Instructions for the task | Write out all of the lines below, exactly and completely.

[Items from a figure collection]

- - - - -

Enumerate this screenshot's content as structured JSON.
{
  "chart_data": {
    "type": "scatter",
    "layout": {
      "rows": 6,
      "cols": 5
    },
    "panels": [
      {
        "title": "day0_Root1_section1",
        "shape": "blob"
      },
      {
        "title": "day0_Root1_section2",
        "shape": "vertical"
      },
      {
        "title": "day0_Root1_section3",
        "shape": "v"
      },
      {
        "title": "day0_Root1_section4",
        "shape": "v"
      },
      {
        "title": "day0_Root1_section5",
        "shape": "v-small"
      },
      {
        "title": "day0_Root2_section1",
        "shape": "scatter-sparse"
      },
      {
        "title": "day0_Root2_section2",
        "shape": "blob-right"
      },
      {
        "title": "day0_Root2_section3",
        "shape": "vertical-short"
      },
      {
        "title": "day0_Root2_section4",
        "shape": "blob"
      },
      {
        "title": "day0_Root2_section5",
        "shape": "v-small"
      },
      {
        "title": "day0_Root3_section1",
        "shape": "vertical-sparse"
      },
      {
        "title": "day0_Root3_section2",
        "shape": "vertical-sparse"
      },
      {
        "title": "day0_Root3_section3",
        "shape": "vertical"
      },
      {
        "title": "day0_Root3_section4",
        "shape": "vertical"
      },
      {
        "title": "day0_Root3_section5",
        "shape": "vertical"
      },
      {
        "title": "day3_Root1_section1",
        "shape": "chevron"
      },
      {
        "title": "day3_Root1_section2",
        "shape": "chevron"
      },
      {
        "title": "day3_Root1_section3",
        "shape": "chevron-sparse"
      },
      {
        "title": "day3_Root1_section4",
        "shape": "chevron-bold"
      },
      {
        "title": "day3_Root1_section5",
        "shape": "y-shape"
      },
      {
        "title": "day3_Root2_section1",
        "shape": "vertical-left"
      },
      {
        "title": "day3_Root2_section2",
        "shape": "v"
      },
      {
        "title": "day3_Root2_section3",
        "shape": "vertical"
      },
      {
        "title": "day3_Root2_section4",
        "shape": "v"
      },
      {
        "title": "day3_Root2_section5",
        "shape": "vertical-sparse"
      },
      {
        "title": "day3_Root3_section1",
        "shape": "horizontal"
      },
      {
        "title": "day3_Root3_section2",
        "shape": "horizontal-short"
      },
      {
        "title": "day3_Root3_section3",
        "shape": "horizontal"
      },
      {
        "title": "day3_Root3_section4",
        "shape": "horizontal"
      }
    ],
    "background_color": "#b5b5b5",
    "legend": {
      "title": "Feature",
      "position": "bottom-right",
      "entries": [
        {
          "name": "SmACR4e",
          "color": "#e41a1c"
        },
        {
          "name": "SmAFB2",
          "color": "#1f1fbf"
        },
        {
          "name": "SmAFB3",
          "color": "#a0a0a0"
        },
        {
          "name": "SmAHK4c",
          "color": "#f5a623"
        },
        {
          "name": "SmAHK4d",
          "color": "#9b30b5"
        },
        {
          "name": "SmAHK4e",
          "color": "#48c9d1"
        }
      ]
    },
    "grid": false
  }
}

- - - - -

Reply |
Enumerate this screenshot's content as structured JSON.
{
  "chart_data": {
    "type": "scatter",
    "layout": {
      "rows": 6,
      "cols": 5
    },
    "panels": [
      {
        "title": "day0_Root1_section1",
        "shape": "blob"
      },
      {
        "title": "day0_Root1_section2",
        "shape": "vertical"
      },
      {
        "title": "day0_Root1_section3",
        "shape": "v"
      },
      {
        "title": "day0_Root1_section4",
        "shape": "v"
      },
      {
        "title": "day0_Root1_section5",
        "shape": "v-small"
      },
      {
        "title": "day0_Root2_section1",
        "shape": "scatter-sparse"
      },
      {
        "title": "day0_Root2_section2",
        "shape": "blob-right"
      },
      {
        "title": "day0_Root2_section3",
        "shape": "vertical-short"
      },
      {
        "title": "day0_Root2_section4",
        "shape": "blob"
      },
      {
        "title": "day0_Root2_section5",
        "shape": "v-small"
      },
      {
        "title": "day0_Root3_section1",
        "shape": "vertical-sparse"
      },
      {
        "title": "day0_Root3_section2",
        "shape": "vertical-sparse"
      },
      {
        "title": "day0_Root3_section3",
        "shape": "vertical"
      },
      {
        "title": "day0_Root3_section4",
        "shape": "vertical"
      },
      {
        "title": "day0_Root3_section5",
        "shape": "vertical"
      },
      {
        "title": "day3_Root1_section1",
        "shape": "chevron"
      },
      {
        "title": "day3_Root1_section2",
        "shape": "chevron"
      },
      {
        "title": "day3_Root1_section3",
        "shape": "chevron-sparse"
      },
      {
        "title": "day3_Root1_section4",
        "shape": "chevron-bold"
      },
      {
        "title": "day3_Root1_section5",
        "shape": "y-shape"
      },
      {
        "title": "day3_Root2_section1",
        "shape": "vertical-left"
      },
      {
        "title": "day3_Root2_section2",
        "shape": "v"
      },
      {
        "title": "day3_Root2_section3",
        "shape": "vertical"
      },
      {
        "title": "day3_Root2_section4",
        "shape": "v"
      },
      {
        "title": "day3_Root2_section5",
        "shape": "vertical-sparse"
      },
      {
        "title": "day3_Root3_section1",
        "shape": "horizontal"
      },
      {
        "title": "day3_Root3_section2",
        "shape": "horizontal-short"
      },
      {
        "title": "day3_Root3_section3",
        "shape": "horizontal"
      },
      {
        "title": "day3_Root3_section4",
        "shape": "horizontal"
      }
    ],
    "background_color": "#b5b5b5",
    "legend": {
      "title": "Feature",
      "position": "bottom-right",
      "entries": [
        {
          "name": "SmACR4e",
          "color": "#e41a1c"
        },
        {
          "name": "SmAFB2",
          "color": "#1f1fbf"
        },
        {
          "name": "SmAFB3",
          "color": "#a0a0a0"
        },
        {
          "name": "SmAHK4c",
          "color": "#f5a623"
        },
        {
          "name": "SmAHK4d",
          "color": "#9b30b5"
        },
        {
          "name": "SmAHK4e",
          "color": "#48c9d1"
        }
      ]
    },
    "grid": false
  }
}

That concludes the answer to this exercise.